▶ _Reportagem_
Por Rodrigo Haidar
O Supremo Tribunal Federal volta a julgar, nesta quarta-feira (27/10), a aplicação da Lei Complementar 135/10 (Lei da Ficha Limpa) para as eleições deste ano diante de um dilema: achar uma saída para o impasse que rachou o tribunal quando os ministros julgaram o recurso do ex-candidato ao governo do Distrito Federal, Joaquim Roriz (PSC), há quase um mês.
Na ocasião, depois de duas sessões que somaram 15 horas de discussão, o julgamento foi suspenso sem a proclamação do resultado porque cinco ministros votaram pela aplicação imediata da lei e cinco, contra. Com o placar, os juízes passaram a discutir de forma acalorada sobre como desempatar a decisão. A paixão tomou conta das discussões e a única saída foi encerrar a sessão sem qualquer resultado definido.
Na quarta-feira, será julgado o recurso de Jader Barbalho (PMDB-PA) contra a rejeição do registro de sua candidatura pelo Tribunal Superior Eleitoral. O caso é muito semelhante ao de Roriz: Barbalho renunciou ao cargo de senador em 2001 para escapar de um provável processo de cassação. Nas eleições de 3 de outubro, obteve 1,79 milhão de votos e e se elegeu em segundo lugar para representar o Pará no Senado.

▶ _O que se pede_
Dê continuidade à reportagem acima sobre o julgamento da Lei da Ficha Limpa no STF, começando logo após a última frase apresentada.

▶ _Dados brutos_

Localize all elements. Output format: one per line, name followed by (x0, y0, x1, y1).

▶ _Resposta_
Em entrevista nesta sexta-feira (22/10), o presidente do Supremo, ministro Cezar Peluso, chegou a considerar a possibilidade de o tribunal se ver diante de novo impasse: “Possibilidade teórica (de continuar empatado) sempre tem. Eu não saberia fazer uma avaliação hoje”. Mas, em seguida, afirmou que “pode ser até que o tribunal encontre uma solução não aventada até agora”.
Questionado sobre se estaria disposto a proferir o voto de desempate, Peluso respondeu: “Eu estou disposto a aguardar o julgamento de quarta-feira”. A possibilidade de o presidente do STF desempatar o julgamento, apesar de prevista no regimento interno da Corte, foi duramente atacada pelos ministros que defendem a aplicação imediata da Lei da Ficha Limpa. Peluso, que teria o privilégio de votar duas vezes, é contra.
Ministros consideram a possibilidade de haver conversas nos dias que antecedem o julgamento para que seja desenhada uma solução antes de o recurso começar a ser julgado. Advogados consideram que a solução pode partir da ministra Ellen Gracie.
A ministra é a integrante do colegiado que se envolveu de forma menos apaixonada com o assunto. No julgamento em que o Supremo derrubou a verticalização, ela sustentara a inconstitucionalidade de lei eleitoral vigorar no mesmo ano de sua edição. Embora tenha decidido diferente agora, é a única votante que pode ceder no sentido de abrir o segundo voto para o presidente, o que decidiria a questão imediatamente.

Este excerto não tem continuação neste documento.